**Given request:** Repeat the records below exactly.

Stored data

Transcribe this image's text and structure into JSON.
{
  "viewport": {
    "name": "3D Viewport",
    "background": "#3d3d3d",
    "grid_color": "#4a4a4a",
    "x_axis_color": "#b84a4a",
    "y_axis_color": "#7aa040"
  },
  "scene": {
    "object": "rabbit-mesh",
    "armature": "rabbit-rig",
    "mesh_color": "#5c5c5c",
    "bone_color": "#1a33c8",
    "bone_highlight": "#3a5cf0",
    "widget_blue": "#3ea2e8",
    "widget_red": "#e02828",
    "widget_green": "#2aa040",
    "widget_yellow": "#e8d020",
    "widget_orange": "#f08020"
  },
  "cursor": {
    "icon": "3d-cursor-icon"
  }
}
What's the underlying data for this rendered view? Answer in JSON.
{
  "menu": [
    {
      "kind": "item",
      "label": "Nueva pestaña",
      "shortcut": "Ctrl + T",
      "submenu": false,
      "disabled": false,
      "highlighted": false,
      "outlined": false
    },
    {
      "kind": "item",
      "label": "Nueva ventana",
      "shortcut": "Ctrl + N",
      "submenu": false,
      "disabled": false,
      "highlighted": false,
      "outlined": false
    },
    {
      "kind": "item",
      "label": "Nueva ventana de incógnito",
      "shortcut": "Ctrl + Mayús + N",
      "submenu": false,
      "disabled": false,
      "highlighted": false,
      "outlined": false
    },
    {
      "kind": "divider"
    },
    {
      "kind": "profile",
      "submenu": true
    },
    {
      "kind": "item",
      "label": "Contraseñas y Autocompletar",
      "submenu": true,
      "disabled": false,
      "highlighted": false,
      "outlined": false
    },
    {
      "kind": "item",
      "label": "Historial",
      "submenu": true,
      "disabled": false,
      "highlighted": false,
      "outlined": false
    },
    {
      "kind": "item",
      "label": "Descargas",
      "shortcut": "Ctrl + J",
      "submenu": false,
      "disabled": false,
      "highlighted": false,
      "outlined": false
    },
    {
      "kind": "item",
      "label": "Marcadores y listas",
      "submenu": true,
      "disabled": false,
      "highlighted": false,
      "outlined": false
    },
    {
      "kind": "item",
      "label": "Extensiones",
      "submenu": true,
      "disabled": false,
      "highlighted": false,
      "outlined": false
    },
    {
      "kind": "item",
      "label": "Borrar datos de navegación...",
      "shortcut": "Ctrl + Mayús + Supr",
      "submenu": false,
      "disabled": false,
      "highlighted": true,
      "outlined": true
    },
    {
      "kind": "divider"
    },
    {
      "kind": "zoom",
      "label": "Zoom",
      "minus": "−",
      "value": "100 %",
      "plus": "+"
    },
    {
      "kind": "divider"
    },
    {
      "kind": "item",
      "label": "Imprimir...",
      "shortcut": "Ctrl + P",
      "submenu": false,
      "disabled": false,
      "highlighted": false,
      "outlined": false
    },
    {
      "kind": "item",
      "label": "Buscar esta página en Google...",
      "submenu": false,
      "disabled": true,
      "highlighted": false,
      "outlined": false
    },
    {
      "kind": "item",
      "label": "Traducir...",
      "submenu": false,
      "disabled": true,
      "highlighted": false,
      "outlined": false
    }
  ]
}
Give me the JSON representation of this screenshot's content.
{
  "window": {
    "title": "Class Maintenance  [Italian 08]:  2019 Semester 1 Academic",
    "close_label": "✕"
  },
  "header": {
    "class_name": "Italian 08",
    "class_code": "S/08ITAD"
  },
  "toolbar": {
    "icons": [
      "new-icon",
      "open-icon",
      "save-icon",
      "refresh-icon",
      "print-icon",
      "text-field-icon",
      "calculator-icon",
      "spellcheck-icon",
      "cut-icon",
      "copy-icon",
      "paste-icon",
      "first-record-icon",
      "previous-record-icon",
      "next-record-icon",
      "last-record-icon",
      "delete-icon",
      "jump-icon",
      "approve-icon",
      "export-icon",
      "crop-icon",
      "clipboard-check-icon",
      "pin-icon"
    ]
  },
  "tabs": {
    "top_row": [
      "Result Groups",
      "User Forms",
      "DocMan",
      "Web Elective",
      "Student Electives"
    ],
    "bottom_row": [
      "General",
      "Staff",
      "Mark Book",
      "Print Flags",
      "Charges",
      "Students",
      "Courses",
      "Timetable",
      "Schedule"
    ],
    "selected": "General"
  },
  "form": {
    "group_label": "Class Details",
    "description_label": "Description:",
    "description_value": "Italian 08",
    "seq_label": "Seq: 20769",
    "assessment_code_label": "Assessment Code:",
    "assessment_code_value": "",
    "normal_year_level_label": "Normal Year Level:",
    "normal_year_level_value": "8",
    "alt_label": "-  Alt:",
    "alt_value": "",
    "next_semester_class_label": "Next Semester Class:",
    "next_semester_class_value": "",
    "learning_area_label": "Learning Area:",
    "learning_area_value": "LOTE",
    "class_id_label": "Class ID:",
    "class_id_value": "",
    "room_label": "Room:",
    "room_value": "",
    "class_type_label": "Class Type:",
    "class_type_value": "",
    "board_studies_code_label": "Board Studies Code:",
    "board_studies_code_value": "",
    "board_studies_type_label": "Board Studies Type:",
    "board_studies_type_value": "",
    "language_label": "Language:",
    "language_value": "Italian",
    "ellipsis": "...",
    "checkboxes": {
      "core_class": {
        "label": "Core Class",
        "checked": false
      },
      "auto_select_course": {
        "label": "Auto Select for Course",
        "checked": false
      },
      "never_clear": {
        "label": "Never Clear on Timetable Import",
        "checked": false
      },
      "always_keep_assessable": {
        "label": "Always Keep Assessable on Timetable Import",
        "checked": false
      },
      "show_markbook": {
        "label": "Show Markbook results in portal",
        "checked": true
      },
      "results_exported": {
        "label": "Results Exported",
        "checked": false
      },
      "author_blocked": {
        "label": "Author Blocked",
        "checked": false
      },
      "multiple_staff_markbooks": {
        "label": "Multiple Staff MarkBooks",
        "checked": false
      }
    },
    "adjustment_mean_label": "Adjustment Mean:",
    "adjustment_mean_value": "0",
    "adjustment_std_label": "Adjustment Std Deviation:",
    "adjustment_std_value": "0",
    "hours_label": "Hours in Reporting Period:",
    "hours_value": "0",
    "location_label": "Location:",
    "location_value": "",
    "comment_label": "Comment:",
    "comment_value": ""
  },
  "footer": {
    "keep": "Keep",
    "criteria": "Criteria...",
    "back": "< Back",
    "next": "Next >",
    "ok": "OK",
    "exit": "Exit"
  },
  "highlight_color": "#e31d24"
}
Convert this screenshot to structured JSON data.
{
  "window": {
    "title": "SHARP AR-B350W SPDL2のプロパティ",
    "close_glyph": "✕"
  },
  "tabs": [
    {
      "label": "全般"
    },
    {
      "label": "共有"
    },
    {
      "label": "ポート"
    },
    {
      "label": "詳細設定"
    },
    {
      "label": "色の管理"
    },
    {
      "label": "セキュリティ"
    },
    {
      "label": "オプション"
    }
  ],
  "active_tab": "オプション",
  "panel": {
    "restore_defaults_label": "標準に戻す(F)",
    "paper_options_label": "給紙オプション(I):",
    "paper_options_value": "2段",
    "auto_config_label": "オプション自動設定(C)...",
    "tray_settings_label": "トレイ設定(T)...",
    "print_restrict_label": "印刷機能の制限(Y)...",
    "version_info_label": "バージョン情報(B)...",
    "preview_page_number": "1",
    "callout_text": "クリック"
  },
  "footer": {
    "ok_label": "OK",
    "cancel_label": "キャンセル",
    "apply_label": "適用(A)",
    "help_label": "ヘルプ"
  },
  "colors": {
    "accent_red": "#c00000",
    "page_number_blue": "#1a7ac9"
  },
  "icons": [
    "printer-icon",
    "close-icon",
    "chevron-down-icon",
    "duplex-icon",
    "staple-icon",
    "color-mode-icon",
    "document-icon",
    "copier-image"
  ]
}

**Task result:**
Transcribe this image's text and structure into JSON.
{
  "viewport": {
    "name": "3D Viewport",
    "background": "#3d3d3d",
    "grid_color": "#4a4a4a",
    "x_axis_color": "#b84a4a",
    "y_axis_color": "#7aa040"
  },
  "scene": {
    "object": "rabbit-mesh",
    "armature": "rabbit-rig",
    "mesh_color": "#5c5c5c",
    "bone_color": "#1a33c8",
    "bone_highlight": "#3a5cf0",
    "widget_blue": "#3ea2e8",
    "widget_red": "#e02828",
    "widget_green": "#2aa040",
    "widget_yellow": "#e8d020",
    "widget_orange": "#f08020"
  },
  "cursor": {
    "icon": "3d-cursor-icon"
  }
}
What's the underlying data for this rendered view? Answer in JSON.
{
  "menu": [
    {
      "kind": "item",
      "label": "Nueva pestaña",
      "shortcut": "Ctrl + T",
      "submenu": false,
      "disabled": false,
      "highlighted": false,
      "outlined": false
    },
    {
      "kind": "item",
      "label": "Nueva ventana",
      "shortcut": "Ctrl + N",
      "submenu": false,
      "disabled": false,
      "highlighted": false,
      "outlined": false
    },
    {
      "kind": "item",
      "label": "Nueva ventana de incógnito",
      "shortcut": "Ctrl + Mayús + N",
      "submenu": false,
      "disabled": false,
      "highlighted": false,
      "outlined": false
    },
    {
      "kind": "divider"
    },
    {
      "kind": "profile",
      "submenu": true
    },
    {
      "kind": "item",
      "label": "Contraseñas y Autocompletar",
      "submenu": true,
      "disabled": false,
      "highlighted": false,
      "outlined": false
    },
    {
      "kind": "item",
      "label": "Historial",
      "submenu": true,
      "disabled": false,
      "highlighted": false,
      "outlined": false
    },
    {
      "kind": "item",
      "label": "Descargas",
      "shortcut": "Ctrl + J",
      "submenu": false,
      "disabled": false,
      "highlighted": false,
      "outlined": false
    },
    {
      "kind": "item",
      "label": "Marcadores y listas",
      "submenu": true,
      "disabled": false,
      "highlighted": false,
      "outlined": false
    },
    {
      "kind": "item",
      "label": "Extensiones",
      "submenu": true,
      "disabled": false,
      "highlighted": false,
      "outlined": false
    },
    {
      "kind": "item",
      "label": "Borrar datos de navegación...",
      "shortcut": "Ctrl + Mayús + Supr",
      "submenu": false,
      "disabled": false,
      "highlighted": true,
      "outlined": true
    },
    {
      "kind": "divider"
    },
    {
      "kind": "zoom",
      "label": "Zoom",
      "minus": "−",
      "value": "100 %",
      "plus": "+"
    },
    {
      "kind": "divider"
    },
    {
      "kind": "item",
      "label": "Imprimir...",
      "shortcut": "Ctrl + P",
      "submenu": false,
      "disabled": false,
      "highlighted": false,
      "outlined": false
    },
    {
      "kind": "item",
      "label": "Buscar esta página en Google...",
      "submenu": false,
      "disabled": true,
      "highlighted": false,
      "outlined": false
    },
    {
      "kind": "item",
      "label": "Traducir...",
      "submenu": false,
      "disabled": true,
      "highlighted": false,
      "outlined": false
    }
  ]
}
Give me the JSON representation of this screenshot's content.
{
  "window": {
    "title": "Class Maintenance  [Italian 08]:  2019 Semester 1 Academic",
    "close_label": "✕"
  },
  "header": {
    "class_name": "Italian 08",
    "class_code": "S/08ITAD"
  },
  "toolbar": {
    "icons": [
      "new-icon",
      "open-icon",
      "save-icon",
      "refresh-icon",
      "print-icon",
      "text-field-icon",
      "calculator-icon",
      "spellcheck-icon",
      "cut-icon",
      "copy-icon",
      "paste-icon",
      "first-record-icon",
      "previous-record-icon",
      "next-record-icon",
      "last-record-icon",
      "delete-icon",
      "jump-icon",
      "approve-icon",
      "export-icon",
      "crop-icon",
      "clipboard-check-icon",
      "pin-icon"
    ]
  },
  "tabs": {
    "top_row": [
      "Result Groups",
      "User Forms",
      "DocMan",
      "Web Elective",
      "Student Electives"
    ],
    "bottom_row": [
      "General",
      "Staff",
      "Mark Book",
      "Print Flags",
      "Charges",
      "Students",
      "Courses",
      "Timetable",
      "Schedule"
    ],
    "selected": "General"
  },
  "form": {
    "group_label": "Class Details",
    "description_label": "Description:",
    "description_value": "Italian 08",
    "seq_label": "Seq: 20769",
    "assessment_code_label": "Assessment Code:",
    "assessment_code_value": "",
    "normal_year_level_label": "Normal Year Level:",
    "normal_year_level_value": "8",
    "alt_label": "-  Alt:",
    "alt_value": "",
    "next_semester_class_label": "Next Semester Class:",
    "next_semester_class_value": "",
    "learning_area_label": "Learning Area:",
    "learning_area_value": "LOTE",
    "class_id_label": "Class ID:",
    "class_id_value": "",
    "room_label": "Room:",
    "room_value": "",
    "class_type_label": "Class Type:",
    "class_type_value": "",
    "board_studies_code_label": "Board Studies Code:",
    "board_studies_code_value": "",
    "board_studies_type_label": "Board Studies Type:",
    "board_studies_type_value": "",
    "language_label": "Language:",
    "language_value": "Italian",
    "ellipsis": "...",
    "checkboxes": {
      "core_class": {
        "label": "Core Class",
        "checked": false
      },
      "auto_select_course": {
        "label": "Auto Select for Course",
        "checked": false
      },
      "never_clear": {
        "label": "Never Clear on Timetable Import",
        "checked": false
      },
      "always_keep_assessable": {
        "label": "Always Keep Assessable on Timetable Import",
        "checked": false
      },
      "show_markbook": {
        "label": "Show Markbook results in portal",
        "checked": true
      },
      "results_exported": {
        "label": "Results Exported",
        "checked": false
      },
      "author_blocked": {
        "label": "Author Blocked",
        "checked": false
      },
      "multiple_staff_markbooks": {
        "label": "Multiple Staff MarkBooks",
        "checked": false
      }
    },
    "adjustment_mean_label": "Adjustment Mean:",
    "adjustment_mean_value": "0",
    "adjustment_std_label": "Adjustment Std Deviation:",
    "adjustment_std_value": "0",
    "hours_label": "Hours in Reporting Period:",
    "hours_value": "0",
    "location_label": "Location:",
    "location_value": "",
    "comment_label": "Comment:",
    "comment_value": ""
  },
  "footer": {
    "keep": "Keep",
    "criteria": "Criteria...",
    "back": "< Back",
    "next": "Next >",
    "ok": "OK",
    "exit": "Exit"
  },
  "highlight_color": "#e31d24"
}
Convert this screenshot to structured JSON data.
{
  "window": {
    "title": "SHARP AR-B350W SPDL2のプロパティ",
    "close_glyph": "✕"
  },
  "tabs": [
    {
      "label": "全般"
    },
    {
      "label": "共有"
    },
    {
      "label": "ポート"
    },
    {
      "label": "詳細設定"
    },
    {
      "label": "色の管理"
    },
    {
      "label": "セキュリティ"
    },
    {
      "label": "オプション"
    }
  ],
  "active_tab": "オプション",
  "panel": {
    "restore_defaults_label": "標準に戻す(F)",
    "paper_options_label": "給紙オプション(I):",
    "paper_options_value": "2段",
    "auto_config_label": "オプション自動設定(C)...",
    "tray_settings_label": "トレイ設定(T)...",
    "print_restrict_label": "印刷機能の制限(Y)...",
    "version_info_label": "バージョン情報(B)...",
    "preview_page_number": "1",
    "callout_text": "クリック"
  },
  "footer": {
    "ok_label": "OK",
    "cancel_label": "キャンセル",
    "apply_label": "適用(A)",
    "help_label": "ヘルプ"
  },
  "colors": {
    "accent_red": "#c00000",
    "page_number_blue": "#1a7ac9"
  },
  "icons": [
    "printer-icon",
    "close-icon",
    "chevron-down-icon",
    "duplex-icon",
    "staple-icon",
    "color-mode-icon",
    "document-icon",
    "copier-image"
  ]
}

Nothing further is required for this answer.